Data shown:
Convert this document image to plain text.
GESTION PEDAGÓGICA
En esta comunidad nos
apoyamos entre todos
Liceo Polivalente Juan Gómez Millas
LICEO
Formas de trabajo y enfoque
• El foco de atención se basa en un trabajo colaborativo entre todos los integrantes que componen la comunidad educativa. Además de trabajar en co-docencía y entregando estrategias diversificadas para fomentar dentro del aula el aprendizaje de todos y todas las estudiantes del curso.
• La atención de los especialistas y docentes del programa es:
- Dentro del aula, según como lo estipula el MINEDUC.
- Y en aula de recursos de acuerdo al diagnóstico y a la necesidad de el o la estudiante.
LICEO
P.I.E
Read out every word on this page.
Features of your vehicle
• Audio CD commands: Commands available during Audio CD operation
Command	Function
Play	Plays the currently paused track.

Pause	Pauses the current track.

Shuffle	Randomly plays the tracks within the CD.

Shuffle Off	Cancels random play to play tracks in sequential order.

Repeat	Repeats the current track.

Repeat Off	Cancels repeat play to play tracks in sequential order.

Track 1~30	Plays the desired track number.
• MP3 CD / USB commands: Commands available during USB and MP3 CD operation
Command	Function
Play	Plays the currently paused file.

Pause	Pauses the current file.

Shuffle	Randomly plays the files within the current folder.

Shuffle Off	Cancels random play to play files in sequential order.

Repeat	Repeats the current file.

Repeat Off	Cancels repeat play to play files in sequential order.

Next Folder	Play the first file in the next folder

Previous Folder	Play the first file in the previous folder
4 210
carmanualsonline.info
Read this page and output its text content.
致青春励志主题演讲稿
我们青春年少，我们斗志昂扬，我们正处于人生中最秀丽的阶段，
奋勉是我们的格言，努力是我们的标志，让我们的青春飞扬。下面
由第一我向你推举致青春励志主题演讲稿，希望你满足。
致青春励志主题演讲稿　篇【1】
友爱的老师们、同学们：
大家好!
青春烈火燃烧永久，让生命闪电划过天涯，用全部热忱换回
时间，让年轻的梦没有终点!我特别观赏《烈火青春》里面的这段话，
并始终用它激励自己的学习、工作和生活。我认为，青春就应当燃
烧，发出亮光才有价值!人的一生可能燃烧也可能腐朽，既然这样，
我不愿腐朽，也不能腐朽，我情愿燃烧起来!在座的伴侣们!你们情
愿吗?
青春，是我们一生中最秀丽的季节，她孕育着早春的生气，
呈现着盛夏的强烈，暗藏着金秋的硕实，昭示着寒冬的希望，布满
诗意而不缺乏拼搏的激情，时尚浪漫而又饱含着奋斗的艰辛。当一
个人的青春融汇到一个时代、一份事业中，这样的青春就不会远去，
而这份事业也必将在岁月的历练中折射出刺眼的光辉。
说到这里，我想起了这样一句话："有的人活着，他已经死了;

Task goal:
Repeat, with no changes, each line from the one with "Read this page and output its text content." to the end of the listing, including both ends and nothing else.

Task output:
Read this page and output its text content.
致青春励志主题演讲稿
我们青春年少，我们斗志昂扬，我们正处于人生中最秀丽的阶段，
奋勉是我们的格言，努力是我们的标志，让我们的青春飞扬。下面
由第一我向你推举致青春励志主题演讲稿，希望你满足。
致青春励志主题演讲稿　篇【1】
友爱的老师们、同学们：
大家好!
青春烈火燃烧永久，让生命闪电划过天涯，用全部热忱换回
时间，让年轻的梦没有终点!我特别观赏《烈火青春》里面的这段话，
并始终用它激励自己的学习、工作和生活。我认为，青春就应当燃
烧，发出亮光才有价值!人的一生可能燃烧也可能腐朽，既然这样，
我不愿腐朽，也不能腐朽，我情愿燃烧起来!在座的伴侣们!你们情
愿吗?
青春，是我们一生中最秀丽的季节，她孕育着早春的生气，
呈现着盛夏的强烈，暗藏着金秋的硕实，昭示着寒冬的希望，布满
诗意而不缺乏拼搏的激情，时尚浪漫而又饱含着奋斗的艰辛。当一
个人的青春融汇到一个时代、一份事业中，这样的青春就不会远去，
而这份事业也必将在岁月的历练中折射出刺眼的光辉。
说到这里，我想起了这样一句话："有的人活着，他已经死了;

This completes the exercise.